— start of DATA PROVIDED —
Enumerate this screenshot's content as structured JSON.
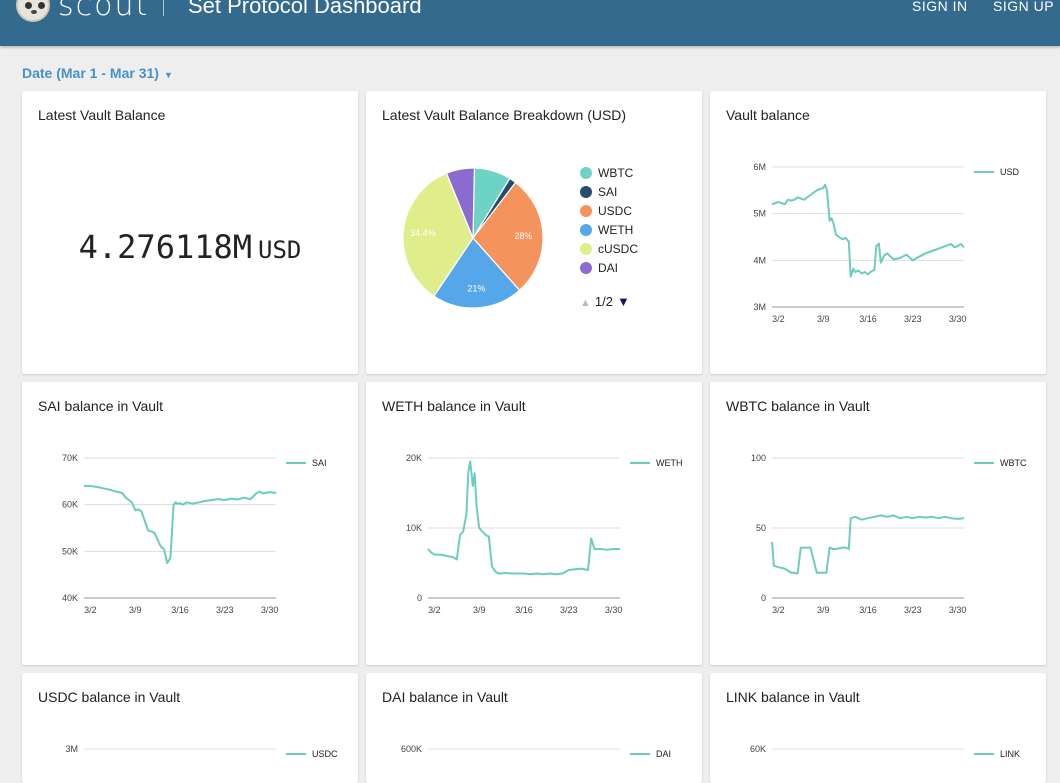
{
  "header": {
    "brand": "scout",
    "title": "Set Protocol Dashboard",
    "sign_in": "SIGN IN",
    "sign_up": "SIGN UP"
  },
  "filters": {
    "date": "Date (Mar 1 - Mar 31)"
  },
  "cards": {
    "latest_balance": {
      "title": "Latest Vault Balance",
      "value": "4.276118M",
      "unit": "USD"
    },
    "breakdown": {
      "title": "Latest Vault Balance Breakdown (USD)",
      "pager": "1/2"
    },
    "vault_balance": {
      "title": "Vault balance"
    },
    "sai": {
      "title": "SAI balance in Vault"
    },
    "weth": {
      "title": "WETH balance in Vault"
    },
    "wbtc": {
      "title": "WBTC balance in Vault"
    },
    "usdc": {
      "title": "USDC balance in Vault"
    },
    "dai": {
      "title": "DAI balance in Vault"
    },
    "link": {
      "title": "LINK balance in Vault"
    }
  },
  "colors": {
    "line": "#6cccbf",
    "header": "#336a8e",
    "accent": "#4a90c8"
  },
  "chart_data": [
    {
      "id": "breakdown",
      "type": "pie",
      "title": "Latest Vault Balance Breakdown (USD)",
      "categories": [
        "WBTC",
        "SAI",
        "USDC",
        "WETH",
        "cUSDC",
        "DAI"
      ],
      "values": [
        8.5,
        1.6,
        28,
        21,
        34.4,
        6.5
      ],
      "labels": [
        "",
        "",
        "28%",
        "21%",
        "34.4%",
        ""
      ],
      "colors": [
        "#6dd3c4",
        "#264d6b",
        "#f4935b",
        "#56a6ea",
        "#dfed8b",
        "#8c6bd0"
      ],
      "legend": "right"
    },
    {
      "id": "vault",
      "type": "line",
      "series": [
        {
          "name": "USD"
        }
      ],
      "y_ticks": [
        "6M",
        "5M",
        "4M",
        "3M"
      ],
      "ylim": [
        3,
        6
      ],
      "x_ticks": [
        "3/2",
        "3/9",
        "3/16",
        "3/23",
        "3/30"
      ],
      "xlim": [
        1,
        31
      ],
      "x": [
        1,
        2,
        3,
        3.5,
        4,
        4.5,
        5,
        6,
        7,
        8,
        9,
        9.3,
        9.6,
        10,
        10.3,
        10.6,
        11,
        11.5,
        12,
        12.5,
        13,
        13.3,
        13.7,
        14,
        14.5,
        15,
        15.5,
        16,
        16.5,
        17,
        17.3,
        17.7,
        18,
        18.5,
        19,
        20,
        21,
        22,
        23,
        24,
        25,
        26,
        27,
        28,
        29,
        29.5,
        30,
        30.5,
        31
      ],
      "y": [
        5.2,
        5.25,
        5.2,
        5.3,
        5.28,
        5.3,
        5.35,
        5.3,
        5.4,
        5.5,
        5.55,
        5.62,
        5.5,
        4.85,
        4.9,
        4.8,
        4.55,
        4.5,
        4.45,
        4.48,
        4.4,
        3.65,
        3.82,
        3.75,
        3.78,
        3.72,
        3.75,
        3.7,
        3.76,
        3.8,
        4.3,
        4.36,
        3.95,
        4.1,
        4.15,
        4.02,
        4.05,
        4.12,
        4.0,
        4.08,
        4.15,
        4.2,
        4.25,
        4.3,
        4.35,
        4.28,
        4.3,
        4.35,
        4.28
      ]
    },
    {
      "id": "sai",
      "type": "line",
      "series": [
        {
          "name": "SAI"
        }
      ],
      "y_ticks": [
        "70K",
        "60K",
        "50K",
        "40K"
      ],
      "ylim": [
        40,
        70
      ],
      "x_ticks": [
        "3/2",
        "3/9",
        "3/16",
        "3/23",
        "3/30"
      ],
      "xlim": [
        1,
        31
      ],
      "x": [
        1,
        2,
        3,
        4,
        5,
        6,
        7,
        7.5,
        8,
        8.5,
        9,
        9.5,
        10,
        11,
        12,
        13,
        13.5,
        14,
        14.5,
        15,
        15.3,
        15.6,
        16,
        16.5,
        17,
        18,
        19,
        20,
        21,
        22,
        23,
        24,
        25,
        26,
        27,
        28,
        28.5,
        29,
        30,
        31
      ],
      "y": [
        64,
        64,
        63.8,
        63.5,
        63.2,
        62.8,
        62.5,
        61.5,
        61,
        60.5,
        58.8,
        59,
        58.5,
        54.5,
        54,
        51,
        50.5,
        47.5,
        48.5,
        60,
        60.5,
        60.2,
        60.3,
        60,
        60.5,
        60.2,
        60.5,
        60.8,
        61,
        61.2,
        61,
        61.3,
        61.1,
        61.5,
        61.2,
        62.5,
        62.8,
        62.4,
        62.7,
        62.5
      ]
    },
    {
      "id": "weth",
      "type": "line",
      "series": [
        {
          "name": "WETH"
        }
      ],
      "y_ticks": [
        "20K",
        "10K",
        "0"
      ],
      "ylim": [
        0,
        20
      ],
      "x_ticks": [
        "3/2",
        "3/9",
        "3/16",
        "3/23",
        "3/30"
      ],
      "xlim": [
        1,
        31
      ],
      "x": [
        1,
        1.5,
        2,
        3,
        4,
        5,
        5.5,
        6,
        6.5,
        7,
        7.3,
        7.6,
        8,
        8.3,
        8.6,
        9,
        9.5,
        10,
        10.5,
        11,
        11.5,
        12,
        12.5,
        13,
        14,
        15,
        16,
        17,
        18,
        19,
        20,
        21,
        22,
        23,
        24,
        25,
        26,
        26.5,
        27,
        28,
        29,
        30,
        31
      ],
      "y": [
        7,
        6.5,
        6.2,
        6.2,
        6.0,
        5.8,
        5.5,
        9,
        9.5,
        12,
        18,
        19.5,
        16,
        17.8,
        13,
        10,
        9.5,
        9,
        8.8,
        4.5,
        3.8,
        3.5,
        3.5,
        3.6,
        3.5,
        3.5,
        3.5,
        3.4,
        3.5,
        3.4,
        3.5,
        3.4,
        3.5,
        4,
        4.1,
        4.2,
        4,
        8.5,
        7,
        7,
        6.9,
        7,
        7
      ]
    },
    {
      "id": "wbtc",
      "type": "line",
      "series": [
        {
          "name": "WBTC"
        }
      ],
      "y_ticks": [
        "100",
        "50",
        "0"
      ],
      "ylim": [
        0,
        100
      ],
      "x_ticks": [
        "3/2",
        "3/9",
        "3/16",
        "3/23",
        "3/30"
      ],
      "xlim": [
        1,
        31
      ],
      "x": [
        1,
        1.3,
        2,
        3,
        4,
        4.5,
        5,
        5.5,
        6,
        7,
        8,
        8.3,
        9,
        9.5,
        10,
        10.5,
        11,
        12,
        12.5,
        13,
        13.3,
        14,
        15,
        16,
        17,
        18,
        19,
        20,
        21,
        22,
        23,
        24,
        25,
        26,
        27,
        28,
        29,
        30,
        31
      ],
      "y": [
        40,
        23,
        22,
        21,
        18,
        18,
        17.5,
        36,
        36,
        36,
        18,
        18,
        18,
        18,
        36,
        35,
        35,
        36,
        36,
        35,
        57,
        58,
        56,
        57,
        58,
        59,
        58,
        59,
        57,
        58,
        57,
        58,
        57.5,
        58,
        57,
        58,
        57,
        56.5,
        57
      ]
    },
    {
      "id": "usdc",
      "type": "line",
      "series": [
        {
          "name": "USDC"
        }
      ],
      "y_ticks": [
        "3M"
      ]
    },
    {
      "id": "dai",
      "type": "line",
      "series": [
        {
          "name": "DAI"
        }
      ],
      "y_ticks": [
        "600K"
      ]
    },
    {
      "id": "link",
      "type": "line",
      "series": [
        {
          "name": "LINK"
        }
      ],
      "y_ticks": [
        "60K"
      ]
    }
  ]
}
— end of DATA PROVIDED —
• _WHAT TO WORK ON_:
Omitting all images, retype each line of the records precisely.

• _REPLY_:
Enumerate this screenshot's content as structured JSON.
{
  "header": {
    "brand": "scout",
    "title": "Set Protocol Dashboard",
    "sign_in": "SIGN IN",
    "sign_up": "SIGN UP"
  },
  "filters": {
    "date": "Date (Mar 1 - Mar 31)"
  },
  "cards": {
    "latest_balance": {
      "title": "Latest Vault Balance",
      "value": "4.276118M",
      "unit": "USD"
    },
    "breakdown": {
      "title": "Latest Vault Balance Breakdown (USD)",
      "pager": "1/2"
    },
    "vault_balance": {
      "title": "Vault balance"
    },
    "sai": {
      "title": "SAI balance in Vault"
    },
    "weth": {
      "title": "WETH balance in Vault"
    },
    "wbtc": {
      "title": "WBTC balance in Vault"
    },
    "usdc": {
      "title": "USDC balance in Vault"
    },
    "dai": {
      "title": "DAI balance in Vault"
    },
    "link": {
      "title": "LINK balance in Vault"
    }
  },
  "colors": {
    "line": "#6cccbf",
    "header": "#336a8e",
    "accent": "#4a90c8"
  },
  "chart_data": [
    {
      "id": "breakdown",
      "type": "pie",
      "title": "Latest Vault Balance Breakdown (USD)",
      "categories": [
        "WBTC",
        "SAI",
        "USDC",
        "WETH",
        "cUSDC",
        "DAI"
      ],
      "values": [
        8.5,
        1.6,
        28,
        21,
        34.4,
        6.5
      ],
      "labels": [
        "",
        "",
        "28%",
        "21%",
        "34.4%",
        ""
      ],
      "colors": [
        "#6dd3c4",
        "#264d6b",
        "#f4935b",
        "#56a6ea",
        "#dfed8b",
        "#8c6bd0"
      ],
      "legend": "right"
    },
    {
      "id": "vault",
      "type": "line",
      "series": [
        {
          "name": "USD"
        }
      ],
      "y_ticks": [
        "6M",
        "5M",
        "4M",
        "3M"
      ],
      "ylim": [
        3,
        6
      ],
      "x_ticks": [
        "3/2",
        "3/9",
        "3/16",
        "3/23",
        "3/30"
      ],
      "xlim": [
        1,
        31
      ],
      "x": [
        1,
        2,
        3,
        3.5,
        4,
        4.5,
        5,
        6,
        7,
        8,
        9,
        9.3,
        9.6,
        10,
        10.3,
        10.6,
        11,
        11.5,
        12,
        12.5,
        13,
        13.3,
        13.7,
        14,
        14.5,
        15,
        15.5,
        16,
        16.5,
        17,
        17.3,
        17.7,
        18,
        18.5,
        19,
        20,
        21,
        22,
        23,
        24,
        25,
        26,
        27,
        28,
        29,
        29.5,
        30,
        30.5,
        31
      ],
      "y": [
        5.2,
        5.25,
        5.2,
        5.3,
        5.28,
        5.3,
        5.35,
        5.3,
        5.4,
        5.5,
        5.55,
        5.62,
        5.5,
        4.85,
        4.9,
        4.8,
        4.55,
        4.5,
        4.45,
        4.48,
        4.4,
        3.65,
        3.82,
        3.75,
        3.78,
        3.72,
        3.75,
        3.7,
        3.76,
        3.8,
        4.3,
        4.36,
        3.95,
        4.1,
        4.15,
        4.02,
        4.05,
        4.12,
        4.0,
        4.08,
        4.15,
        4.2,
        4.25,
        4.3,
        4.35,
        4.28,
        4.3,
        4.35,
        4.28
      ]
    },
    {
      "id": "sai",
      "type": "line",
      "series": [
        {
          "name": "SAI"
        }
      ],
      "y_ticks": [
        "70K",
        "60K",
        "50K",
        "40K"
      ],
      "ylim": [
        40,
        70
      ],
      "x_ticks": [
        "3/2",
        "3/9",
        "3/16",
        "3/23",
        "3/30"
      ],
      "xlim": [
        1,
        31
      ],
      "x": [
        1,
        2,
        3,
        4,
        5,
        6,
        7,
        7.5,
        8,
        8.5,
        9,
        9.5,
        10,
        11,
        12,
        13,
        13.5,
        14,
        14.5,
        15,
        15.3,
        15.6,
        16,
        16.5,
        17,
        18,
        19,
        20,
        21,
        22,
        23,
        24,
        25,
        26,
        27,
        28,
        28.5,
        29,
        30,
        31
      ],
      "y": [
        64,
        64,
        63.8,
        63.5,
        63.2,
        62.8,
        62.5,
        61.5,
        61,
        60.5,
        58.8,
        59,
        58.5,
        54.5,
        54,
        51,
        50.5,
        47.5,
        48.5,
        60,
        60.5,
        60.2,
        60.3,
        60,
        60.5,
        60.2,
        60.5,
        60.8,
        61,
        61.2,
        61,
        61.3,
        61.1,
        61.5,
        61.2,
        62.5,
        62.8,
        62.4,
        62.7,
        62.5
      ]
    },
    {
      "id": "weth",
      "type": "line",
      "series": [
        {
          "name": "WETH"
        }
      ],
      "y_ticks": [
        "20K",
        "10K",
        "0"
      ],
      "ylim": [
        0,
        20
      ],
      "x_ticks": [
        "3/2",
        "3/9",
        "3/16",
        "3/23",
        "3/30"
      ],
      "xlim": [
        1,
        31
      ],
      "x": [
        1,
        1.5,
        2,
        3,
        4,
        5,
        5.5,
        6,
        6.5,
        7,
        7.3,
        7.6,
        8,
        8.3,
        8.6,
        9,
        9.5,
        10,
        10.5,
        11,
        11.5,
        12,
        12.5,
        13,
        14,
        15,
        16,
        17,
        18,
        19,
        20,
        21,
        22,
        23,
        24,
        25,
        26,
        26.5,
        27,
        28,
        29,
        30,
        31
      ],
      "y": [
        7,
        6.5,
        6.2,
        6.2,
        6.0,
        5.8,
        5.5,
        9,
        9.5,
        12,
        18,
        19.5,
        16,
        17.8,
        13,
        10,
        9.5,
        9,
        8.8,
        4.5,
        3.8,
        3.5,
        3.5,
        3.6,
        3.5,
        3.5,
        3.5,
        3.4,
        3.5,
        3.4,
        3.5,
        3.4,
        3.5,
        4,
        4.1,
        4.2,
        4,
        8.5,
        7,
        7,
        6.9,
        7,
        7
      ]
    },
    {
      "id": "wbtc",
      "type": "line",
      "series": [
        {
          "name": "WBTC"
        }
      ],
      "y_ticks": [
        "100",
        "50",
        "0"
      ],
      "ylim": [
        0,
        100
      ],
      "x_ticks": [
        "3/2",
        "3/9",
        "3/16",
        "3/23",
        "3/30"
      ],
      "xlim": [
        1,
        31
      ],
      "x": [
        1,
        1.3,
        2,
        3,
        4,
        4.5,
        5,
        5.5,
        6,
        7,
        8,
        8.3,
        9,
        9.5,
        10,
        10.5,
        11,
        12,
        12.5,
        13,
        13.3,
        14,
        15,
        16,
        17,
        18,
        19,
        20,
        21,
        22,
        23,
        24,
        25,
        26,
        27,
        28,
        29,
        30,
        31
      ],
      "y": [
        40,
        23,
        22,
        21,
        18,
        18,
        17.5,
        36,
        36,
        36,
        18,
        18,
        18,
        18,
        36,
        35,
        35,
        36,
        36,
        35,
        57,
        58,
        56,
        57,
        58,
        59,
        58,
        59,
        57,
        58,
        57,
        58,
        57.5,
        58,
        57,
        58,
        57,
        56.5,
        57
      ]
    },
    {
      "id": "usdc",
      "type": "line",
      "series": [
        {
          "name": "USDC"
        }
      ],
      "y_ticks": [
        "3M"
      ]
    },
    {
      "id": "dai",
      "type": "line",
      "series": [
        {
          "name": "DAI"
        }
      ],
      "y_ticks": [
        "600K"
      ]
    },
    {
      "id": "link",
      "type": "line",
      "series": [
        {
          "name": "LINK"
        }
      ],
      "y_ticks": [
        "60K"
      ]
    }
  ]
}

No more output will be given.